▸ BRIEF: Without including any images, repeat the data exactly.

═══ SUPPLIED RECORDS

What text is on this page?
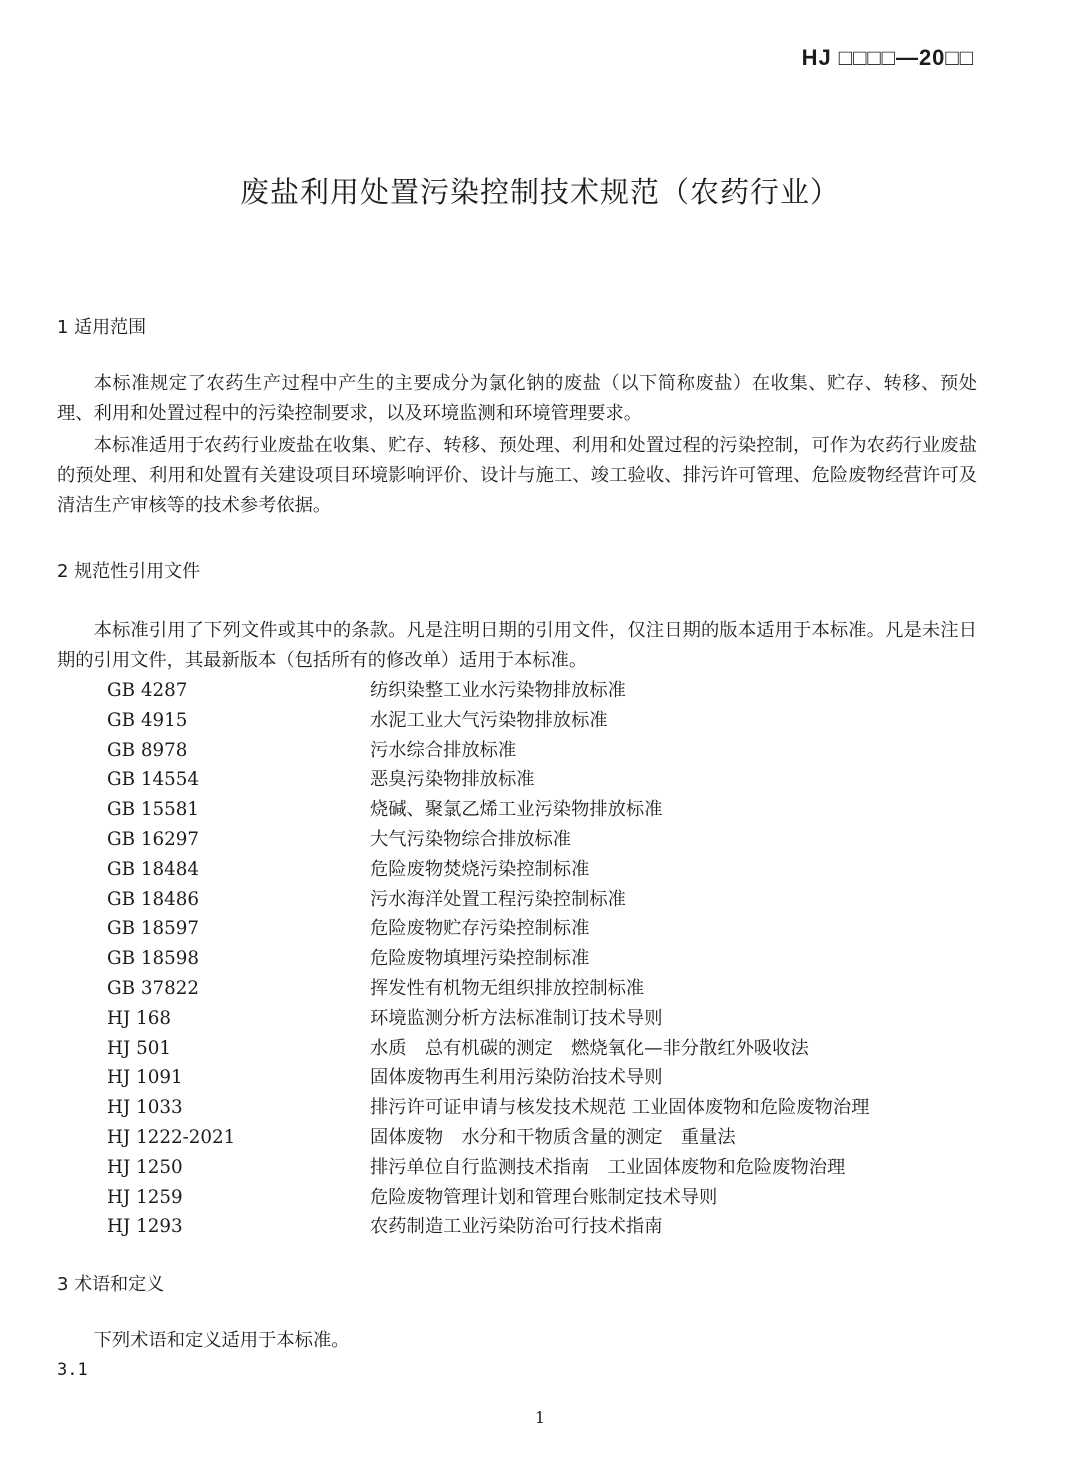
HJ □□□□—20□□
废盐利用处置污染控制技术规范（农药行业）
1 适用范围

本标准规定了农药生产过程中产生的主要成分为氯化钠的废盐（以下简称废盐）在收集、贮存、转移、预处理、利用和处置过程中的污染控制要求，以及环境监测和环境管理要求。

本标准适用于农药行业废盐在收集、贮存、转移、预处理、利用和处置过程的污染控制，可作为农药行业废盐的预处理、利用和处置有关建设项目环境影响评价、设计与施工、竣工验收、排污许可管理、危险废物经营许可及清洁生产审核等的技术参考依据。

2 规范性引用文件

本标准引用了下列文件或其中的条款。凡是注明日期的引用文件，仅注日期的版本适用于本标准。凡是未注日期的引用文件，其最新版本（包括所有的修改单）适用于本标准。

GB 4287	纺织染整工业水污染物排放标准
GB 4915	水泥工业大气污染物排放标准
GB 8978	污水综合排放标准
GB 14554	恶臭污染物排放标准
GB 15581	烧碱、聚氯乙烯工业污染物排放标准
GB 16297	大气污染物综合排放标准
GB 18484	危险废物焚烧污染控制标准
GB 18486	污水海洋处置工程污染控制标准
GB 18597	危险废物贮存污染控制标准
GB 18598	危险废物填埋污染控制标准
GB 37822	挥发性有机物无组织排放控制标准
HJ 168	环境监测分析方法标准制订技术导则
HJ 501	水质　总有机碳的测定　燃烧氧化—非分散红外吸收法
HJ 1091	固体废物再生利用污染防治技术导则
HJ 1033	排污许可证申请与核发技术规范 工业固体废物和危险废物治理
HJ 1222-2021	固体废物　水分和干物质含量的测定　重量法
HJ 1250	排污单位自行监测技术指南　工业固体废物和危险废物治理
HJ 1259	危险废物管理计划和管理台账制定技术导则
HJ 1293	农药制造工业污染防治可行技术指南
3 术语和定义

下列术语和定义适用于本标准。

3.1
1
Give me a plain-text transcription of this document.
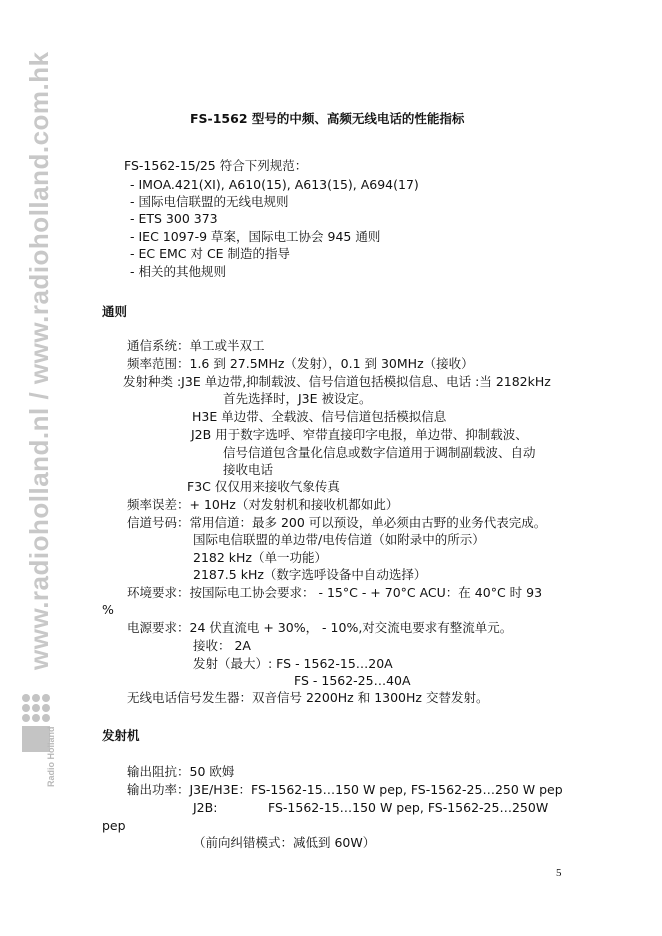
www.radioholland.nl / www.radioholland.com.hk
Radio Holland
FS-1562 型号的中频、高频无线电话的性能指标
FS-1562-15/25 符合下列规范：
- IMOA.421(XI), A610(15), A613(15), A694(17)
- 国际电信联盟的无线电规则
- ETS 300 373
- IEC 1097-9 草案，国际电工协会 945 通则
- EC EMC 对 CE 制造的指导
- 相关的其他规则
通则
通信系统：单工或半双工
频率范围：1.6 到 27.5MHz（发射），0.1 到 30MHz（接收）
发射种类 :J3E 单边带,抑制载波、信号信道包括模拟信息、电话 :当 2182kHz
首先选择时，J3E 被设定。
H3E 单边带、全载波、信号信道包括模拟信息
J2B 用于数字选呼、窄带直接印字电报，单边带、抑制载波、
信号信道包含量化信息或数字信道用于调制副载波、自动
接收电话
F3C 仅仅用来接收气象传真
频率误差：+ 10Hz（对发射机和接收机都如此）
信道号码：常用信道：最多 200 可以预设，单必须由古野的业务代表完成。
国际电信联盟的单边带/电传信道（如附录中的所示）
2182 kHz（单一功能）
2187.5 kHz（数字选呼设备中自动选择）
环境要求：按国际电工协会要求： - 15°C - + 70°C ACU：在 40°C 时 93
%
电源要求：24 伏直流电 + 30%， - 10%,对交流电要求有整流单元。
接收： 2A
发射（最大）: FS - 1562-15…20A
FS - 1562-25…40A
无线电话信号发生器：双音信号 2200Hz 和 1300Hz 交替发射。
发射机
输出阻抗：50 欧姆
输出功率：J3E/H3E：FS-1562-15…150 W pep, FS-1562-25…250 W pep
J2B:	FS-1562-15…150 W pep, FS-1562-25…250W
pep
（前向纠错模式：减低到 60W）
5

══════

▸ RESULT OF THE TASK:
What text is on this page?
HJ □□□□—20□□
废盐利用处置污染控制技术规范（农药行业）
1 适用范围

本标准规定了农药生产过程中产生的主要成分为氯化钠的废盐（以下简称废盐）在收集、贮存、转移、预处理、利用和处置过程中的污染控制要求，以及环境监测和环境管理要求。

本标准适用于农药行业废盐在收集、贮存、转移、预处理、利用和处置过程的污染控制，可作为农药行业废盐的预处理、利用和处置有关建设项目环境影响评价、设计与施工、竣工验收、排污许可管理、危险废物经营许可及清洁生产审核等的技术参考依据。

2 规范性引用文件

本标准引用了下列文件或其中的条款。凡是注明日期的引用文件，仅注日期的版本适用于本标准。凡是未注日期的引用文件，其最新版本（包括所有的修改单）适用于本标准。

GB 4287	纺织染整工业水污染物排放标准
GB 4915	水泥工业大气污染物排放标准
GB 8978	污水综合排放标准
GB 14554	恶臭污染物排放标准
GB 15581	烧碱、聚氯乙烯工业污染物排放标准
GB 16297	大气污染物综合排放标准
GB 18484	危险废物焚烧污染控制标准
GB 18486	污水海洋处置工程污染控制标准
GB 18597	危险废物贮存污染控制标准
GB 18598	危险废物填埋污染控制标准
GB 37822	挥发性有机物无组织排放控制标准
HJ 168	环境监测分析方法标准制订技术导则
HJ 501	水质　总有机碳的测定　燃烧氧化—非分散红外吸收法
HJ 1091	固体废物再生利用污染防治技术导则
HJ 1033	排污许可证申请与核发技术规范 工业固体废物和危险废物治理
HJ 1222-2021	固体废物　水分和干物质含量的测定　重量法
HJ 1250	排污单位自行监测技术指南　工业固体废物和危险废物治理
HJ 1259	危险废物管理计划和管理台账制定技术导则
HJ 1293	农药制造工业污染防治可行技术指南
3 术语和定义

下列术语和定义适用于本标准。

3.1
1
Give me a plain-text transcription of this document.
www.radioholland.nl / www.radioholland.com.hk
Radio Holland
FS-1562 型号的中频、高频无线电话的性能指标
FS-1562-15/25 符合下列规范：
- IMOA.421(XI), A610(15), A613(15), A694(17)
- 国际电信联盟的无线电规则
- ETS 300 373
- IEC 1097-9 草案，国际电工协会 945 通则
- EC EMC 对 CE 制造的指导
- 相关的其他规则
通则
通信系统：单工或半双工
频率范围：1.6 到 27.5MHz（发射），0.1 到 30MHz（接收）
发射种类 :J3E 单边带,抑制载波、信号信道包括模拟信息、电话 :当 2182kHz
首先选择时，J3E 被设定。
H3E 单边带、全载波、信号信道包括模拟信息
J2B 用于数字选呼、窄带直接印字电报，单边带、抑制载波、
信号信道包含量化信息或数字信道用于调制副载波、自动
接收电话
F3C 仅仅用来接收气象传真
频率误差：+ 10Hz（对发射机和接收机都如此）
信道号码：常用信道：最多 200 可以预设，单必须由古野的业务代表完成。
国际电信联盟的单边带/电传信道（如附录中的所示）
2182 kHz（单一功能）
2187.5 kHz（数字选呼设备中自动选择）
环境要求：按国际电工协会要求： - 15°C - + 70°C ACU：在 40°C 时 93
%
电源要求：24 伏直流电 + 30%， - 10%,对交流电要求有整流单元。
接收： 2A
发射（最大）: FS - 1562-15…20A
FS - 1562-25…40A
无线电话信号发生器：双音信号 2200Hz 和 1300Hz 交替发射。
发射机
输出阻抗：50 欧姆
输出功率：J3E/H3E：FS-1562-15…150 W pep, FS-1562-25…250 W pep
J2B:	FS-1562-15…150 W pep, FS-1562-25…250W
pep
（前向纠错模式：减低到 60W）
5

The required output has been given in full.